**TASK PROMPT:** Every line with the word "通期計画を下方修正" in it should be extracted from the data that follows.

───── MATERIAL PROVIDED ─────

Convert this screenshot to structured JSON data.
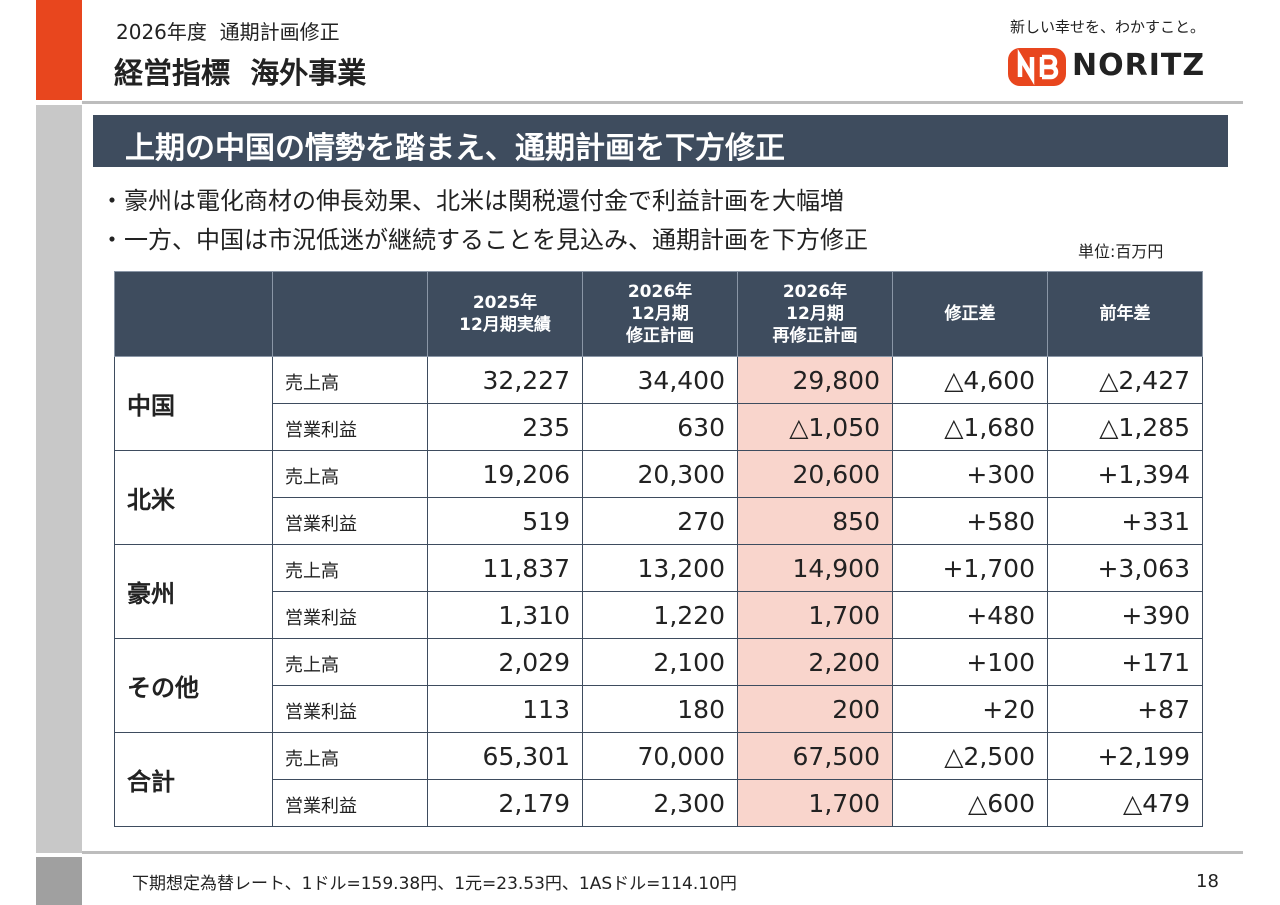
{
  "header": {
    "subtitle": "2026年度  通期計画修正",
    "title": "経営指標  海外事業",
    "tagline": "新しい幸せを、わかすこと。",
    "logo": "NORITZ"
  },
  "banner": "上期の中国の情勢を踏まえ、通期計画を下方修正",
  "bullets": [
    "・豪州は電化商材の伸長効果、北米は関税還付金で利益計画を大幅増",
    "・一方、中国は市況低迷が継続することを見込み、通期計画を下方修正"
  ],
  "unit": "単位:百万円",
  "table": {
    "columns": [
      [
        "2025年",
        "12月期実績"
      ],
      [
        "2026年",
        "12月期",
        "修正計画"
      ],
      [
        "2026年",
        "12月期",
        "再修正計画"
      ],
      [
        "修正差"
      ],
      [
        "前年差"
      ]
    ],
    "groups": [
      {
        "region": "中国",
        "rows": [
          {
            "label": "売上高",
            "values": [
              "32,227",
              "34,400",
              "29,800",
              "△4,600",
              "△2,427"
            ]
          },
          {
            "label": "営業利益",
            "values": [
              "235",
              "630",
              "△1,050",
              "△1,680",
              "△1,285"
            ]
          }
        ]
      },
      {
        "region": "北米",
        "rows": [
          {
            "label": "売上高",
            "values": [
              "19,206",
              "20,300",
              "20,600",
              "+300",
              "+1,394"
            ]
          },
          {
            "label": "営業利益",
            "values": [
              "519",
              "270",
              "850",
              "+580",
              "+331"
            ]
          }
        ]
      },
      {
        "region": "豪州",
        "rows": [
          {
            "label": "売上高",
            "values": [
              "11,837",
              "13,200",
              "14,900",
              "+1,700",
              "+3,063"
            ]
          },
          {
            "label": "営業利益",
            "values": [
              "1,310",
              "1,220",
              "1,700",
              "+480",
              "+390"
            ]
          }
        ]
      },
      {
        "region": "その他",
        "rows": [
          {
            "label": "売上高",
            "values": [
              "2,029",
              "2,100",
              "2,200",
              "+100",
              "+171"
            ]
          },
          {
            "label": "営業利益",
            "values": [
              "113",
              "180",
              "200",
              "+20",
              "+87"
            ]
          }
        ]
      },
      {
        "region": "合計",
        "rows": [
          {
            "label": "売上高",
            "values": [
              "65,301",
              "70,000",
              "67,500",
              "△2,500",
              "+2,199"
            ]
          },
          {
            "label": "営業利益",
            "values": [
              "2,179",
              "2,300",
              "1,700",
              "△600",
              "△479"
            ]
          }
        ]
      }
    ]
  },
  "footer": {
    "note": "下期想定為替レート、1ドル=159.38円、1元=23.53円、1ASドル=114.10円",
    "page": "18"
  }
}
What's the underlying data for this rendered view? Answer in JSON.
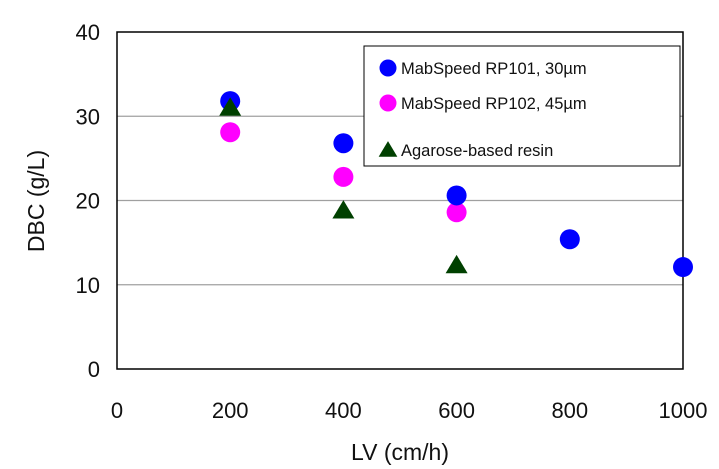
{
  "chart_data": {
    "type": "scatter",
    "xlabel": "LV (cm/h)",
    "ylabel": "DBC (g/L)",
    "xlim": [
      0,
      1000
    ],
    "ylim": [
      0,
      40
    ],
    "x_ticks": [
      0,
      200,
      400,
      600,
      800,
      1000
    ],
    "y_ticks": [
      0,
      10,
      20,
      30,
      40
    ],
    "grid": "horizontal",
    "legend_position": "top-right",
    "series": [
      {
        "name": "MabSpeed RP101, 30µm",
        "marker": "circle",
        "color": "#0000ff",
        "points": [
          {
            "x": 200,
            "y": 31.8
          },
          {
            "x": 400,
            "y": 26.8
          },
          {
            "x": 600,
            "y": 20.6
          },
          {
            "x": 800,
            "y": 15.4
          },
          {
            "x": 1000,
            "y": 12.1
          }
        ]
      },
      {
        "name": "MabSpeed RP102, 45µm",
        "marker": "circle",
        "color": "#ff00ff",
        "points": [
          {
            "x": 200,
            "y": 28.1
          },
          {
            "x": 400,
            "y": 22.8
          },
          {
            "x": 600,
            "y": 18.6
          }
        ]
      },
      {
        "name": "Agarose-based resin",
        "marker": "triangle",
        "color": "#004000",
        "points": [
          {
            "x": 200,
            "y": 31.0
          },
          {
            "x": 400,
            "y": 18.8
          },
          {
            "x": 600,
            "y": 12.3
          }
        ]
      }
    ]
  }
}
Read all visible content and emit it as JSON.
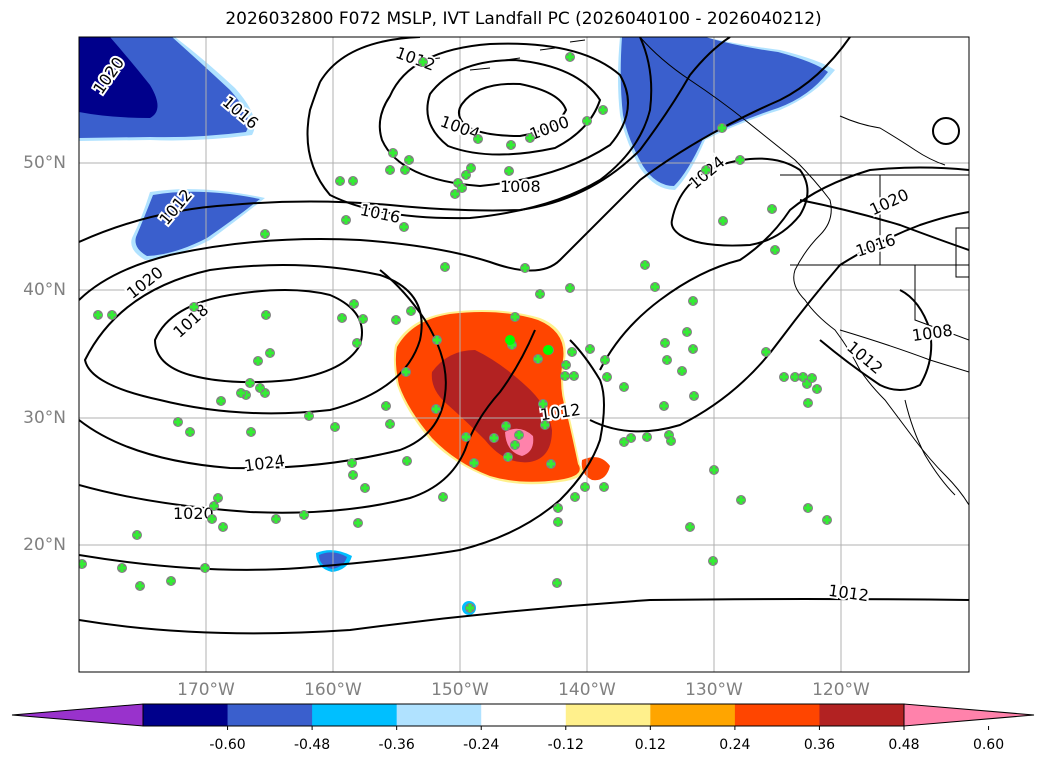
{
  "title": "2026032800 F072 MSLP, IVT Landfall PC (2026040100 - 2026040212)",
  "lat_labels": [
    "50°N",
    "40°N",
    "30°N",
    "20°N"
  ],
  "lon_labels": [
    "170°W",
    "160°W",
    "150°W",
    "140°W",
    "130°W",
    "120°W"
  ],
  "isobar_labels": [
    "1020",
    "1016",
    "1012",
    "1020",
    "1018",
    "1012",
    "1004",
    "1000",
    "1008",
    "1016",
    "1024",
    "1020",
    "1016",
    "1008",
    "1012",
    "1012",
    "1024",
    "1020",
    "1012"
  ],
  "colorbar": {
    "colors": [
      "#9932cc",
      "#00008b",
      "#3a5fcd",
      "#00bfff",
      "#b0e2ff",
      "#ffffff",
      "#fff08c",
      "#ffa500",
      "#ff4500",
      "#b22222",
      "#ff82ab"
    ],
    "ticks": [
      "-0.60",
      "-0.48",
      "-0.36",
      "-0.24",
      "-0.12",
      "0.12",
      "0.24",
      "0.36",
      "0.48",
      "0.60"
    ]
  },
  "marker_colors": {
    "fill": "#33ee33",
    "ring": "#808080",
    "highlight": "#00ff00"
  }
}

─────

**TASK OUTPUT:**
  "banner": "上期の中国の情勢を踏まえ、通期計画を下方修正",
    "・一方、中国は市況低迷が継続することを見込み、通期計画を下方修正"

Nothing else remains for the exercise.